> **DO THIS**: Reply with only the number of lines that contain the string "تحویل".
* Start ROWS *
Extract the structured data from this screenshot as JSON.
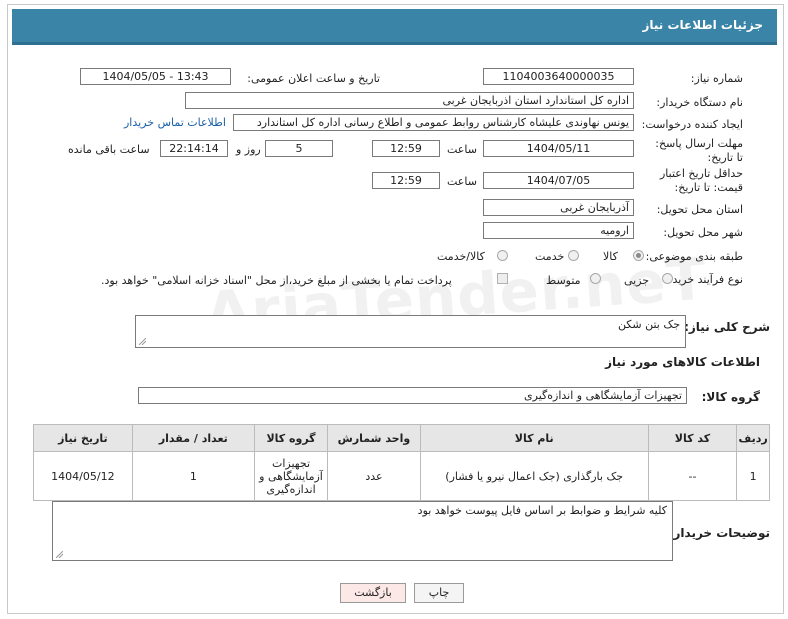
{
  "header": {
    "title": "جزئیات اطلاعات نیاز"
  },
  "fields": {
    "need_number_label": "شماره نیاز:",
    "need_number": "1104003640000035",
    "announce_label": "تاریخ و ساعت اعلان عمومی:",
    "announce_value": "1404/05/05 - 13:43",
    "buyer_org_label": "نام دستگاه خریدار:",
    "buyer_org": "اداره کل استاندارد استان اذربایجان غربی",
    "creator_label": "ایجاد کننده درخواست:",
    "creator": "یونس نهاوندی علیشاه کارشناس روابط عمومی و اطلاع رسانی اداره کل استاندارد",
    "contact_link": "اطلاعات تماس خریدار",
    "deadline_label": "مهلت ارسال پاسخ: تا تاریخ:",
    "deadline_date": "1404/05/11",
    "time_label": "ساعت",
    "deadline_time": "12:59",
    "days": "5",
    "days_label": "روز و",
    "remaining": "22:14:14",
    "remaining_label": "ساعت باقی مانده",
    "validity_label": "حداقل تاریخ اعتبار قیمت: تا تاریخ:",
    "validity_date": "1404/07/05",
    "validity_time": "12:59",
    "province_label": "استان محل تحویل:",
    "province": "آذربایجان غربی",
    "city_label": "شهر محل تحویل:",
    "city": "ارومیه",
    "category_label": "طبقه بندی موضوعی:",
    "category_options": [
      "کالا",
      "خدمت",
      "کالا/خدمت"
    ],
    "process_label": "نوع فرآیند خرید :",
    "process_options": [
      "جزیی",
      "متوسط"
    ],
    "payment_note": "پرداخت تمام یا بخشی از مبلغ خرید،از محل \"اسناد خزانه اسلامی\" خواهد بود."
  },
  "description": {
    "label": "شرح کلی نیاز:",
    "value": "جک بتن شکن"
  },
  "goods_section": {
    "title": "اطلاعات کالاهای مورد نیاز",
    "group_label": "گروه کالا:",
    "group_value": "تجهیزات آزمایشگاهی و اندازه‌گیری"
  },
  "table": {
    "headers": [
      "ردیف",
      "کد کالا",
      "نام کالا",
      "واحد شمارش",
      "گروه کالا",
      "تعداد / مقدار",
      "تاریخ نیاز"
    ],
    "rows": [
      {
        "row": "1",
        "code": "--",
        "name": "جک بارگذاری (جک اعمال نیرو یا فشار)",
        "unit": "عدد",
        "group": "تجهیزات آزمایشگاهی و اندازه‌گیری",
        "qty": "1",
        "date": "1404/05/12"
      }
    ]
  },
  "notes": {
    "label": "توضیحات خریدار:",
    "value": "کلیه شرایط و ضوابط بر اساس فایل پیوست خواهد بود"
  },
  "buttons": {
    "print": "چاپ",
    "back": "بازگشت"
  },
  "watermark": "AriaTender.neT",
  "colors": {
    "header": "#3a84a8",
    "link": "#1a5fa8",
    "back_button": "#fde8e8"
  }
}
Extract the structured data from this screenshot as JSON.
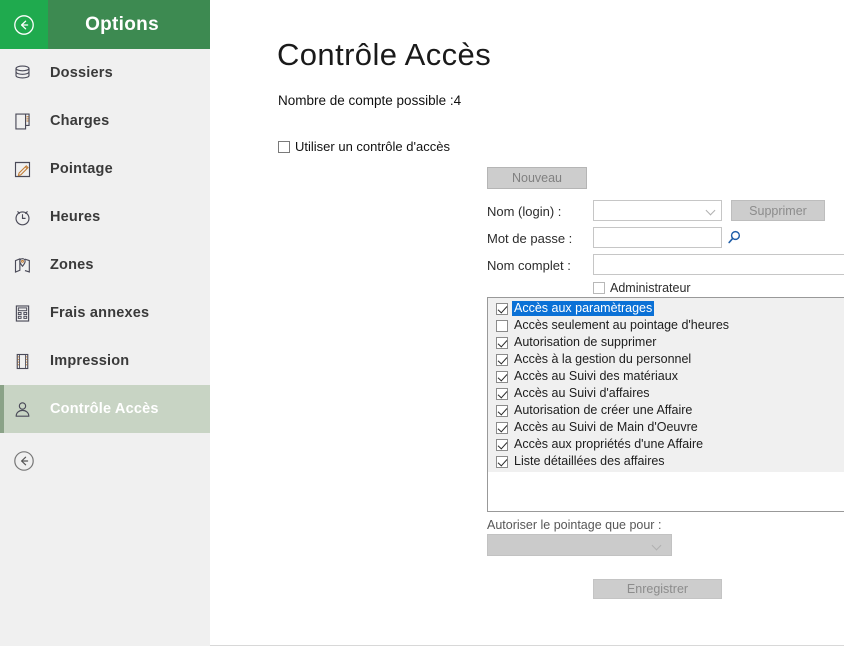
{
  "sidebar": {
    "back_icon": "circle-arrow-left-icon",
    "title": "Options",
    "items": [
      {
        "label": "Dossiers",
        "icon": "database-icon"
      },
      {
        "label": "Charges",
        "icon": "document-icon"
      },
      {
        "label": "Pointage",
        "icon": "pencil-edit-icon"
      },
      {
        "label": "Heures",
        "icon": "clock-icon"
      },
      {
        "label": "Zones",
        "icon": "map-pin-icon"
      },
      {
        "label": "Frais annexes",
        "icon": "calculator-icon"
      },
      {
        "label": "Impression",
        "icon": "printer-icon"
      },
      {
        "label": "Contrôle Accès",
        "icon": "person-icon"
      }
    ],
    "active_index": 7,
    "bottom_back_icon": "circle-arrow-left-icon"
  },
  "main": {
    "title": "Contrôle Accès",
    "account_count_text": "Nombre de compte possible :4",
    "use_access_control": {
      "label": "Utiliser un contrôle d'accès",
      "checked": false
    },
    "new_button": "Nouveau",
    "form": {
      "login_label": "Nom (login) :",
      "login_value": "",
      "delete_button": "Supprimer",
      "password_label": "Mot de passe :",
      "password_value": "",
      "search_icon": "magnifier-icon",
      "fullname_label": "Nom complet :",
      "fullname_value": "",
      "administrator": {
        "label": "Administrateur",
        "checked": false
      }
    },
    "permissions": [
      {
        "label": "Accès aux paramètrages",
        "checked": true,
        "selected": true
      },
      {
        "label": "Accès seulement au pointage d'heures",
        "checked": false,
        "selected": false
      },
      {
        "label": "Autorisation de supprimer",
        "checked": true,
        "selected": false
      },
      {
        "label": "Accès à la gestion du personnel",
        "checked": true,
        "selected": false
      },
      {
        "label": "Accès au Suivi des matériaux",
        "checked": true,
        "selected": false
      },
      {
        "label": "Accès au Suivi d'affaires",
        "checked": true,
        "selected": false
      },
      {
        "label": "Autorisation de créer une Affaire",
        "checked": true,
        "selected": false
      },
      {
        "label": "Accès au Suivi de Main d'Oeuvre",
        "checked": true,
        "selected": false
      },
      {
        "label": "Accès aux propriétés d'une Affaire",
        "checked": true,
        "selected": false
      },
      {
        "label": "Liste détaillées des affaires",
        "checked": true,
        "selected": false
      }
    ],
    "authorize_label": "Autoriser le pointage que pour :",
    "authorize_value": "",
    "save_button": "Enregistrer"
  },
  "colors": {
    "brand_green_bright": "#1faa4e",
    "brand_green_dark": "#3d8a51",
    "sidebar_bg": "#f0f0f0",
    "active_item_bg": "#c8d4c4",
    "selection_blue": "#0b71d6",
    "disabled_button_bg": "#cdcdcd"
  }
}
* End ROWS *
> **TASK RESPONSE**: 2